Give the listing below again in full, exactly as written.

--- Start of Available data ---

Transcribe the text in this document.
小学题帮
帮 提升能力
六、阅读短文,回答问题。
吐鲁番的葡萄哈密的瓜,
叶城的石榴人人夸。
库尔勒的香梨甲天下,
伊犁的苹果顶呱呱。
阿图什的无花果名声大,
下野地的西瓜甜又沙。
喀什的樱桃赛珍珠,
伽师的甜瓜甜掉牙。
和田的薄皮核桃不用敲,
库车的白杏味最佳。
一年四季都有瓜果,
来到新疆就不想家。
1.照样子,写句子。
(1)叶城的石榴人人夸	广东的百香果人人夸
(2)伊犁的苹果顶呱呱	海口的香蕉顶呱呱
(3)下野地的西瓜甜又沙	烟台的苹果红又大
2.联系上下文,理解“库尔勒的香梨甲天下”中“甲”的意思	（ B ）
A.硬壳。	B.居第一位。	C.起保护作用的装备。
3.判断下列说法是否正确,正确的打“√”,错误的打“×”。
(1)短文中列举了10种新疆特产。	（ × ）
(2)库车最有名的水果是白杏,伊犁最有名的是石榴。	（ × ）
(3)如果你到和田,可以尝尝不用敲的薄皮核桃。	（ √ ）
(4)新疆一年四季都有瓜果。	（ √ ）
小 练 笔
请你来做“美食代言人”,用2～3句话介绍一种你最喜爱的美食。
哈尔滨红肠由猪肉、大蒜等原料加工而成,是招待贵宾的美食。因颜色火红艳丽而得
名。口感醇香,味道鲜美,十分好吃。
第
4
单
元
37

--- End of Available data ---

=== Exercise solution ===
Transcribe the text in this document.
小学题帮
帮 提升能力
六、阅读短文,回答问题。
吐鲁番的葡萄哈密的瓜,
叶城的石榴人人夸。
库尔勒的香梨甲天下,
伊犁的苹果顶呱呱。
阿图什的无花果名声大,
下野地的西瓜甜又沙。
喀什的樱桃赛珍珠,
伽师的甜瓜甜掉牙。
和田的薄皮核桃不用敲,
库车的白杏味最佳。
一年四季都有瓜果,
来到新疆就不想家。
1.照样子,写句子。
(1)叶城的石榴人人夸	广东的百香果人人夸
(2)伊犁的苹果顶呱呱	海口的香蕉顶呱呱
(3)下野地的西瓜甜又沙	烟台的苹果红又大
2.联系上下文,理解“库尔勒的香梨甲天下”中“甲”的意思	（ B ）
A.硬壳。	B.居第一位。	C.起保护作用的装备。
3.判断下列说法是否正确,正确的打“√”,错误的打“×”。
(1)短文中列举了10种新疆特产。	（ × ）
(2)库车最有名的水果是白杏,伊犁最有名的是石榴。	（ × ）
(3)如果你到和田,可以尝尝不用敲的薄皮核桃。	（ √ ）
(4)新疆一年四季都有瓜果。	（ √ ）
小 练 笔
请你来做“美食代言人”,用2～3句话介绍一种你最喜爱的美食。
哈尔滨红肠由猪肉、大蒜等原料加工而成,是招待贵宾的美食。因颜色火红艳丽而得
名。口感醇香,味道鲜美,十分好吃。
第
4
单
元
37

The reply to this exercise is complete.